### [Text section]
Consciences should ache for Rwanda

May 24, 2004
Los Angeles Daily News

By Bridget Johnson

"We have every reason to believe that acts of genocide have occurred," said State Department spokeswoman Christine Shelly on June 10, 1994

"How many acts of genocide does it take to make genocide?" asked Reuters correspondent Alan Elsner.

"Alan, that's just not a question that I'm in a position to answer."

But the questions were only beginning, and continue to haunt us on this bitter 10-year anniversary.

About two months before Shelly's comment, the slaughter of Tutsis by ethnic majority Hutu extremists had begun in Rwanda. In 100 days, 800,000 were dead. Bodies of men, women and children littered roadsides and flowed down rivers past borders, carrying their morbid tales and ghastly machete wounds.

The United Nations had a peacekeeping force there from Day One. Rwanda's U.N. commander pleaded for troops. His forces were slashed to a mere 270 -- a U.S.-backed reduction.

America's response to the crisis? Evacuate Americans.

After the Holocaust, the civilized world swore "never again." The U.N. convention on genocide promised signatories would "undertake to prevent and to punish" future genocide.

Hutu extremists made no secret of their genocidal intentions. They hit the airwaves to urge Hutus to participate in exterminating Tutsis, even providing lists of names and addresses. "Slowly, slowly, slowly," one message cooed, "we will kill them like rats."

Samantha Power wrote in "Bystanders to Genocide" (The Atlantic Monthly, Sept. 2001) that America refused to intercede and jam these radio broadcasts. "Staying out of Rwanda was an explicit U.S. policy objective," writes Power.

One way to avoid being bound to action under the U.N. convention was by refusing to call the massacre "genocide."

### [Entries supplied]
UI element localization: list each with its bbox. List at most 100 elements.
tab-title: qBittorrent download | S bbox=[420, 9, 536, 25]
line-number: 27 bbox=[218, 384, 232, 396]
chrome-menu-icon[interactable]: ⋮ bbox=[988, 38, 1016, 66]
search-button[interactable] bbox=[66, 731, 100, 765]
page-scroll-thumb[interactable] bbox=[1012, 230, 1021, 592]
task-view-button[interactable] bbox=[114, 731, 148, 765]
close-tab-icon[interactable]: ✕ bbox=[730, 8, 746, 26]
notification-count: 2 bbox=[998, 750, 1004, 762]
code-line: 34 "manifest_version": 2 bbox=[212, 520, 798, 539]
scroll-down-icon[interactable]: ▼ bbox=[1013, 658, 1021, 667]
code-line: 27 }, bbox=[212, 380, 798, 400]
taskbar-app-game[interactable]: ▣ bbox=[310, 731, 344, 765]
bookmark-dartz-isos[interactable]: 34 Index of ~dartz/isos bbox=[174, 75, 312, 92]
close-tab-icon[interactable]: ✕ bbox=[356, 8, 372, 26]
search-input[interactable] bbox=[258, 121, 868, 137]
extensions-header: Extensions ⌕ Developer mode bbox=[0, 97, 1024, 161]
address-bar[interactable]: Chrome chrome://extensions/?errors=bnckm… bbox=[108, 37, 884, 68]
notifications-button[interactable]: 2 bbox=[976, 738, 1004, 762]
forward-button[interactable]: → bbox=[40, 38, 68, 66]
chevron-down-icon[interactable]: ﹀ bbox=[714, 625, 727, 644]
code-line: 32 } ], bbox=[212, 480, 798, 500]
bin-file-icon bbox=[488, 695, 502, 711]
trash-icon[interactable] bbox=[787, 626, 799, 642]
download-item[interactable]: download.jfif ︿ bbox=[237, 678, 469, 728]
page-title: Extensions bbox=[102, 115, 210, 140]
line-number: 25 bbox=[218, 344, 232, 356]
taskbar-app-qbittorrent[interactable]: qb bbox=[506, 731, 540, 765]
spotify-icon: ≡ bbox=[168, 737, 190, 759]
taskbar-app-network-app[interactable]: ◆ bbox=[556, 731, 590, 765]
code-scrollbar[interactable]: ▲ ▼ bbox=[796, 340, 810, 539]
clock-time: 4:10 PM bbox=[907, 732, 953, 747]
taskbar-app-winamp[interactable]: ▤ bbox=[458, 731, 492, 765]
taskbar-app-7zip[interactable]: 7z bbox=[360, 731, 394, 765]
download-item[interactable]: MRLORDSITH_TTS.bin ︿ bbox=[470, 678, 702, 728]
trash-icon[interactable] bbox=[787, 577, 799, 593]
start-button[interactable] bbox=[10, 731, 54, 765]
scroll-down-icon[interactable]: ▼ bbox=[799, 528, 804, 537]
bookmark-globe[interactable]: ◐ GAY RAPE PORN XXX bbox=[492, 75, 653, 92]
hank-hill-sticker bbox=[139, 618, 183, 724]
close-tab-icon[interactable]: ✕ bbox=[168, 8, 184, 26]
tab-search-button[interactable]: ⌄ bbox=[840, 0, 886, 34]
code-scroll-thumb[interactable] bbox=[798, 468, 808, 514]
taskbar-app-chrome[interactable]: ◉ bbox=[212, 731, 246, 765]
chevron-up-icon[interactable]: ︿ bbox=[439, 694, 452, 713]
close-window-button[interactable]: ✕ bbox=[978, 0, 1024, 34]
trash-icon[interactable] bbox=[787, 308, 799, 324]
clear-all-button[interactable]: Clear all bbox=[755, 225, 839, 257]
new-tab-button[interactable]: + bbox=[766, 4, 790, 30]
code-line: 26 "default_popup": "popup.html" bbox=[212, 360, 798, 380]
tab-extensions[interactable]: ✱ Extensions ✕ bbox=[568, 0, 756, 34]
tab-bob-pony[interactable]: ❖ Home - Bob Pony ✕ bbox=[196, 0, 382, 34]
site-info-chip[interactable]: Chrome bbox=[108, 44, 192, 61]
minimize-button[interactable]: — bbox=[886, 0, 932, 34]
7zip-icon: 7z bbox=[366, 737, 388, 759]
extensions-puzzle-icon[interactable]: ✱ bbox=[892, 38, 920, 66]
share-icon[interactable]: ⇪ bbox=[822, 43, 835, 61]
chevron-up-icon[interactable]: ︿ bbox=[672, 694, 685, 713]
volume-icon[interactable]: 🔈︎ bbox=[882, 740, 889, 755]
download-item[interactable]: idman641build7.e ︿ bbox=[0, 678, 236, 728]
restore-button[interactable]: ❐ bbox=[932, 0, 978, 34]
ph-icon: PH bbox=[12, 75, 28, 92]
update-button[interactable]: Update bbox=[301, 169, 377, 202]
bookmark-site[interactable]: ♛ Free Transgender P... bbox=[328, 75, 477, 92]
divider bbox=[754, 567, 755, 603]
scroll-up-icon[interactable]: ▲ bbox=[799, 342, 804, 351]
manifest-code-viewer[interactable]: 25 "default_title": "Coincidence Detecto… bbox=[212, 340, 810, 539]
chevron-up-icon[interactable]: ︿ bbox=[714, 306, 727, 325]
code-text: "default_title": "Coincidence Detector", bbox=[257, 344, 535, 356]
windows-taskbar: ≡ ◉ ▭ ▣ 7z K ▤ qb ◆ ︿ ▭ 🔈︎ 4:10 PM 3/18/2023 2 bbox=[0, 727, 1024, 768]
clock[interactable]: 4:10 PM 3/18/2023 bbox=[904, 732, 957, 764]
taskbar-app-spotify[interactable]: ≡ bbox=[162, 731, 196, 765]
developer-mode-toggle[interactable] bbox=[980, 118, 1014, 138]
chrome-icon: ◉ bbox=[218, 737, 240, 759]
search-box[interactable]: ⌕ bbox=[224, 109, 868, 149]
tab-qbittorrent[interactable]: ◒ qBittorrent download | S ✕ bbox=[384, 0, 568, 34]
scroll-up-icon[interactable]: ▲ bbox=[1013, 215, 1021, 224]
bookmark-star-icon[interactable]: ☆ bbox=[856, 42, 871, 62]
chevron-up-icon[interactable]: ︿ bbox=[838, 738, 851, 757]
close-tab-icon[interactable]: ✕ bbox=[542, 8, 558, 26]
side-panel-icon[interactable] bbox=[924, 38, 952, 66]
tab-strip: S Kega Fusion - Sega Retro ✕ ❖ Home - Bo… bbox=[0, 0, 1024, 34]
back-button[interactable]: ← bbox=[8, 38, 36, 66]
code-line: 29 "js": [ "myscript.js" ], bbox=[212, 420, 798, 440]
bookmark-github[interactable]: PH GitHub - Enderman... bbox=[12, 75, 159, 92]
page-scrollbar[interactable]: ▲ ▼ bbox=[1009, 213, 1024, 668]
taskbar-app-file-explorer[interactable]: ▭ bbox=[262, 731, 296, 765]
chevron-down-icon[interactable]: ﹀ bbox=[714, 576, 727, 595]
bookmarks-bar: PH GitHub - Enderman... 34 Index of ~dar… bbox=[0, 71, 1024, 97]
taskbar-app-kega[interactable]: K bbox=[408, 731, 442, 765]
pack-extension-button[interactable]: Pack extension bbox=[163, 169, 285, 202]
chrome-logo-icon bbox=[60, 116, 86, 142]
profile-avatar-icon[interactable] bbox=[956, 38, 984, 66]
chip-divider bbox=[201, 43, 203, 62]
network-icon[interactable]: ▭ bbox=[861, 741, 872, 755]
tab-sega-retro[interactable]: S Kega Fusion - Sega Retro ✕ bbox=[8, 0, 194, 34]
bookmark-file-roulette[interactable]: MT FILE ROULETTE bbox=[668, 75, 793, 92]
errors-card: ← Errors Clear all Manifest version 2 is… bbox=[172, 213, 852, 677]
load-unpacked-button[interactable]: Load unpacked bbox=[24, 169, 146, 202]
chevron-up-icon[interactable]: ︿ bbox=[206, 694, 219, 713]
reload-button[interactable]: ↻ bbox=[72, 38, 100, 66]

### [Work instruction]
Continue the opinion piece on the Rwanda genocide, picking up after its last sentence. The lines here have nothing to do with the opinion piece on Rwanda.

### [Answer to the problem]
The United States wasn't the only country that stood by and did nothing. U.N. Secretary-General Kofi Annan said in the "Frontline" documentary "Ghosts of Rwanda" that more than 80 governments refused requests to contribute peacekeepers.

And "never again" turned into "again."

Richard Clarke, recent toast of the 9-11 commission and then overseeing peacekeeping on the National Security Council, was quoted by Power in response to U.S.-Rwanda policy as saying, "I don't think we should be embarrassed. I think everyone else should be embarrassed by what they did, or did not do."

Eight hundred thousand dead. Our hands weren't clean.

Flash forward to today, and an oft-heard isolationist statement: "But (insert country or tyrant) didn't do anything to us!" We're basically saying, why should we risk our lives for strangers, foreigners, nobodies?

The time comes when we must choose anti-war or anti-genocide. In Rwanda, we chose the wrong path.

Annan -- then head of U.N. peacekeeping -- said he only needed 5,000 troops. Modern weaponry vs. machetes.

He got more than 80 "no's." Why?

The Hutus methodically swayed public opinion at the start of their campaign, killing ten Belgian peacekeepers while freeing ones from Ghana; predictably, the Belgian public was outraged, the government caved, the Belgians were out of there. Many were timid because of 1993's Somalia fiasco. But how many said "no" because it was "just" Africa?

If not a degree of diplomatic racism, it seems much of society also suffers from moral apathy. It's not happening to us, so a) it's not happening, b) it's not affecting us, c) it's not of key importance. And thus we chip away at our own humanity through disregard for others' lives.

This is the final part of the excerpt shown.